-- Given text --
== Segment start ==

Stewart Crameri maintains the innocence of the Essendon 34 in the controversial drugs saga that occurred over a decade ago, saying the players were manipulated into sitting down with ASADA.

Essendon 34 member Stewart Crameri says the banned group of Bombers will go to their graves believing they were duped and “manipulated” into providing testimony to an ASADA investigation which never had evidence of their supposed guilt.

Crameri is the ultimate victim of the Essendon ASADA scandal, denied a premiership after crossing to the Western Bulldogs when he was banned along with his 33 former teammates for the 2016 AFL season.

While Jobe Watson was forced to hand back his 2012 Brownlow Medal, Crameri would have been a walk-up start in the Dogs’ flag outfit that won a drought-breaking premiership.

Stewart Crameri was one of the victims of the Essendon drugs saga.
Stewart Crameri was one of the victims of the Essendon drugs saga.

He told the Herald Sun’s Sacked podcast players never doubted their innocence but were told by the club they should agree to interviews with Australia’s anti-doping body, ASADA.

== Segment end ==

-- Work request 1 --
Could you quote everything in the Essendon drugs saga article from "While Jobe Watson" down to "anti-doping body, ASADA."?
-- Work request 2 --
Answer these questions from the Essendon drugs saga article:
(a) Which club did Crameri cross to before he was banned?
(b) For which AFL season were Crameri and his former teammates banned?
(c) What was Jobe Watson forced to hand back?
-- Work request 3 --
What organizations, including clubs and media outlets, does the Essendon drugs saga article name? List each once, even if it appears under more than one name.

-- Data for review --
== Segment start ==

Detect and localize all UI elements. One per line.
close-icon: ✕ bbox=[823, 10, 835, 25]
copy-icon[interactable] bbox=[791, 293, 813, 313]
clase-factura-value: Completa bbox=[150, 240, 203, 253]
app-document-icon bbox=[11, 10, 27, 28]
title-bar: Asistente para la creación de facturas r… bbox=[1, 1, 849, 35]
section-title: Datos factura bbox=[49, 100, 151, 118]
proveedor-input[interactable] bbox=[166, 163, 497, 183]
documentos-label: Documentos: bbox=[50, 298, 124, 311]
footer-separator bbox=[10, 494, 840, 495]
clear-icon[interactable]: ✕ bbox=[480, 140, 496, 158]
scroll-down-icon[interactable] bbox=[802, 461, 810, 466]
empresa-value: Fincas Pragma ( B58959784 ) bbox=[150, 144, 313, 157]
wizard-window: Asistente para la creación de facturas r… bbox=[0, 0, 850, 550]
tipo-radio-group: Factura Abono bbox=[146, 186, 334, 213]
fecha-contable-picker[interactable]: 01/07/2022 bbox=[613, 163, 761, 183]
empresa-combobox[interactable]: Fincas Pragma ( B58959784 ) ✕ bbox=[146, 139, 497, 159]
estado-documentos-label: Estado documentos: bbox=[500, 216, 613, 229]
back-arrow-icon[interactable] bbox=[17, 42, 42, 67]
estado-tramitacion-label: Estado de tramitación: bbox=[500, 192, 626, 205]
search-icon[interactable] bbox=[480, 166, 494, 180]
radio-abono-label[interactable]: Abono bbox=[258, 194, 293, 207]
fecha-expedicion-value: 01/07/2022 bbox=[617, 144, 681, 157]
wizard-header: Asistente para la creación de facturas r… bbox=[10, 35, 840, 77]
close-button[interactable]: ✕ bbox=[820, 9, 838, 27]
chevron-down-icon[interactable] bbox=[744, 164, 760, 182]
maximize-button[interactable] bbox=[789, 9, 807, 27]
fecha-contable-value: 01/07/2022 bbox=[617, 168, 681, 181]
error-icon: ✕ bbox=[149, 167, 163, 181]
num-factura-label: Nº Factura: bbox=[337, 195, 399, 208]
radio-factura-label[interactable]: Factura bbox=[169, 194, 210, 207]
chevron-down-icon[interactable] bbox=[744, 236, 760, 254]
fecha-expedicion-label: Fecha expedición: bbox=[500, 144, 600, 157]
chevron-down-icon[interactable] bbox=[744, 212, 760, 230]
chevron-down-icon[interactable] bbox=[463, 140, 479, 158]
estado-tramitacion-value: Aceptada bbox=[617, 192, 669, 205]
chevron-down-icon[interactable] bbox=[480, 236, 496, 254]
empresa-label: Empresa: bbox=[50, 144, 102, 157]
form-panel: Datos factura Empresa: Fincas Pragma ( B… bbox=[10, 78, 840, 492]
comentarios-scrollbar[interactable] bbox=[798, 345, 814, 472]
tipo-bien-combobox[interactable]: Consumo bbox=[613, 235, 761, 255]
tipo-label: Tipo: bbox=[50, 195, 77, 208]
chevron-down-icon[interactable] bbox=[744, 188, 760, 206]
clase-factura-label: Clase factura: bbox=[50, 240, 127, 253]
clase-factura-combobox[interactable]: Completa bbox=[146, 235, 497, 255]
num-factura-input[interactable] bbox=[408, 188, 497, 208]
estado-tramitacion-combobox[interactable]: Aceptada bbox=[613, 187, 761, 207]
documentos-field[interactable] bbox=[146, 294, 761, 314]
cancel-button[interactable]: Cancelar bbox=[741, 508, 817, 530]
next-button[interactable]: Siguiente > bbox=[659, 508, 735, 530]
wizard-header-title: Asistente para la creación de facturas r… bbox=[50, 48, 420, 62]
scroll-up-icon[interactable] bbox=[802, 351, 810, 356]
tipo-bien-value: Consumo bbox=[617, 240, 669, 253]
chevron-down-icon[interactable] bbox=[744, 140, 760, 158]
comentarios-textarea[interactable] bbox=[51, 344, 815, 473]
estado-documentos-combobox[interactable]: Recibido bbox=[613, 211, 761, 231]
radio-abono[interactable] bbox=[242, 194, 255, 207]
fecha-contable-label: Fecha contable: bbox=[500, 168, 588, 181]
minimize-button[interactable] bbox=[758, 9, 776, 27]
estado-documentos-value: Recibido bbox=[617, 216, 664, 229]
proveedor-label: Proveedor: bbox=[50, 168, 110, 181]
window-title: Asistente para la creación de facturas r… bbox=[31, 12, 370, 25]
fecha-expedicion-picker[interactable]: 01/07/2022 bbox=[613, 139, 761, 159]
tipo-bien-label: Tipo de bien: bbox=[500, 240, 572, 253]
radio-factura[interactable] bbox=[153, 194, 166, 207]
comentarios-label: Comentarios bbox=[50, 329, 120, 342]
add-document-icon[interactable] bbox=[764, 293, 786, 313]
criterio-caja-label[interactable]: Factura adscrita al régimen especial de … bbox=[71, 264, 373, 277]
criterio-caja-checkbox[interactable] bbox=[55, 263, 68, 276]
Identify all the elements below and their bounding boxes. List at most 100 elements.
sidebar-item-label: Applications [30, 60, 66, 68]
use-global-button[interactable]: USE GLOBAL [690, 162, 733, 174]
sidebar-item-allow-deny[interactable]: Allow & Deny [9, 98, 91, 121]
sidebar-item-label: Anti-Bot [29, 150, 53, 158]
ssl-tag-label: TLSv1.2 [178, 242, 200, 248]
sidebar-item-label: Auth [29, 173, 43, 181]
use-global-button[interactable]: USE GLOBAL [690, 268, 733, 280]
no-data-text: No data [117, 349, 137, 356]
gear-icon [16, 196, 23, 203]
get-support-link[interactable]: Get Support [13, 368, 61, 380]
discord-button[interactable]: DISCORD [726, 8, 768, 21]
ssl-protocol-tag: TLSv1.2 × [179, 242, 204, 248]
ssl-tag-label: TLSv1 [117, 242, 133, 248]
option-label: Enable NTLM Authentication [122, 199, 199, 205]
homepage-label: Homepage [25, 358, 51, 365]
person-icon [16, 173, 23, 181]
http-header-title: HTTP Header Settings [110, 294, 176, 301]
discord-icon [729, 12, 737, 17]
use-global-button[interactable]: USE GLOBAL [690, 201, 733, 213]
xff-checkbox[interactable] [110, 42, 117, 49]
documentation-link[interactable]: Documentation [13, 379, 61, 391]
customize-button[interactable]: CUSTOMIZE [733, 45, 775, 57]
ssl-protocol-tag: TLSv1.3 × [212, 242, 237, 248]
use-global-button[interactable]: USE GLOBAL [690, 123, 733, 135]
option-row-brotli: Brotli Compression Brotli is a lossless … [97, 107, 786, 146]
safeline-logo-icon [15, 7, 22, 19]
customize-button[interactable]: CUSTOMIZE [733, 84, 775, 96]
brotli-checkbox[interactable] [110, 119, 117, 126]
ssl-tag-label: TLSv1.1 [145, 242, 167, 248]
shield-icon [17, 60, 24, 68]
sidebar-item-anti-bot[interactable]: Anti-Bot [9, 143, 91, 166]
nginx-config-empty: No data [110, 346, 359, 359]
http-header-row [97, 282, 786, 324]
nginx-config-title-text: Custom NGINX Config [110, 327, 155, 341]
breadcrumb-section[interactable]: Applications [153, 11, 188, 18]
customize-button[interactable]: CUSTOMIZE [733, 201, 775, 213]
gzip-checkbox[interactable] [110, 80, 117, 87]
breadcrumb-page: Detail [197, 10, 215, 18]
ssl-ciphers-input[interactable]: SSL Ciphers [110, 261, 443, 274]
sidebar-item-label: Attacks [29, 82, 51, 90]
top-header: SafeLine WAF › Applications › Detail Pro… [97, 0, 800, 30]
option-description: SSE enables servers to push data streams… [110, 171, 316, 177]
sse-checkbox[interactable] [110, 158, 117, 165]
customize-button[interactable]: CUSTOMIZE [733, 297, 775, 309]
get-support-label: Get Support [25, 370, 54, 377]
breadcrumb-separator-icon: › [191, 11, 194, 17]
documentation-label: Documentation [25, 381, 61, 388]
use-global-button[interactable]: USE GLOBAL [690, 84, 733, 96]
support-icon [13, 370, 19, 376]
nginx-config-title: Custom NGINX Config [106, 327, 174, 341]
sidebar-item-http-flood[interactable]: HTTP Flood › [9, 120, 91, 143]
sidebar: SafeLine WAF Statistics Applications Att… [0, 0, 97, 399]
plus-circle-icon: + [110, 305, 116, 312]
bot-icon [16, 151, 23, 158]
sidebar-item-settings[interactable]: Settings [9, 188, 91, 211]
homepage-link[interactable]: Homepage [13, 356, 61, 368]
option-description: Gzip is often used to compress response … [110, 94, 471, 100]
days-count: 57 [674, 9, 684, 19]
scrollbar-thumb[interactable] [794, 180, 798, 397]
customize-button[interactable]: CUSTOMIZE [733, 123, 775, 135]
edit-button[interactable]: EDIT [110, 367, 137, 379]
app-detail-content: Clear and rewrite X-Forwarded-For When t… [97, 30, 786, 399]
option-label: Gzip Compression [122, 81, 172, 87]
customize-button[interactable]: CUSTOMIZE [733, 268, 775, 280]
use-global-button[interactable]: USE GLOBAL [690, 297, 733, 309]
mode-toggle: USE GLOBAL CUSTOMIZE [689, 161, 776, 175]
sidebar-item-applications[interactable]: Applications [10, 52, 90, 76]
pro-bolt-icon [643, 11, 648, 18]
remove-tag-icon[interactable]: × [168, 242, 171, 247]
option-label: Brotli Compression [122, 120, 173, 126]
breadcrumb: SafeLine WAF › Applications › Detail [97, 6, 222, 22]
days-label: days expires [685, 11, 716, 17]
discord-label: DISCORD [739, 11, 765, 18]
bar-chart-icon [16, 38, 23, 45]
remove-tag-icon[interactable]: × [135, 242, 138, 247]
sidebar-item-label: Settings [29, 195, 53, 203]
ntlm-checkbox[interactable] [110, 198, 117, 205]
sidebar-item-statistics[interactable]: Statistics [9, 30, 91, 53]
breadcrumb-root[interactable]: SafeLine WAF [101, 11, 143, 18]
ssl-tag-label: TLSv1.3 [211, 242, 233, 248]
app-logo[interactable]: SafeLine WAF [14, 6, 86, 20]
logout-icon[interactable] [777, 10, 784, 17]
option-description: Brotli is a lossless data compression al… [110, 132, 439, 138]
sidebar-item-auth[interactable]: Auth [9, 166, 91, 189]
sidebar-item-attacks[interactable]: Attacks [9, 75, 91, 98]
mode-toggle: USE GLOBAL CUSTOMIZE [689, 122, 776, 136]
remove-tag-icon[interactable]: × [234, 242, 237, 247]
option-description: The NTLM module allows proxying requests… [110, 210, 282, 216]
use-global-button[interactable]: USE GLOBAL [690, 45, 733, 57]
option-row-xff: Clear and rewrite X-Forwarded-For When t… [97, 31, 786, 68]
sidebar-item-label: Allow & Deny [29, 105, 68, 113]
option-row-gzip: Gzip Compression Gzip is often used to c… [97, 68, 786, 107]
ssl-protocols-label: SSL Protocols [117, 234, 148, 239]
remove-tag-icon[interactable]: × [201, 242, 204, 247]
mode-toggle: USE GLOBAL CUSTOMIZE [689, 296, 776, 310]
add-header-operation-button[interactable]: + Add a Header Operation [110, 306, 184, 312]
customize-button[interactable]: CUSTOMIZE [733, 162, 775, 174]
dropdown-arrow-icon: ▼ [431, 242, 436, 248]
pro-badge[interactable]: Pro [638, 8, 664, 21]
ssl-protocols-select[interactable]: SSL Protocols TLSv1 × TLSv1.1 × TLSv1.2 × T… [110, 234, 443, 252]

== Segment end ==

-- Task solution 1 --
While Jobe Watson was forced to hand back his 2012 Brownlow Medal, Crameri would have been a walk-up start in the Dogs’ flag outfit that won a drought-breaking premiership.

Stewart Crameri was one of the victims of the Essendon drugs saga.
Stewart Crameri was one of the victims of the Essendon drugs saga.

He told the Herald Sun’s Sacked podcast players never doubted their innocence but were told by the club they should agree to interviews with Australia’s anti-doping body, ASADA.

-- Task solution 2 --
(a) The Western Bulldogs
(b) The 2016 AFL season
(c) His 2012 Brownlow Medal

-- Task solution 3 --
- Essendon (the Bombers)
- ASADA
- Western Bulldogs (the Dogs)
- AFL
- Herald Sun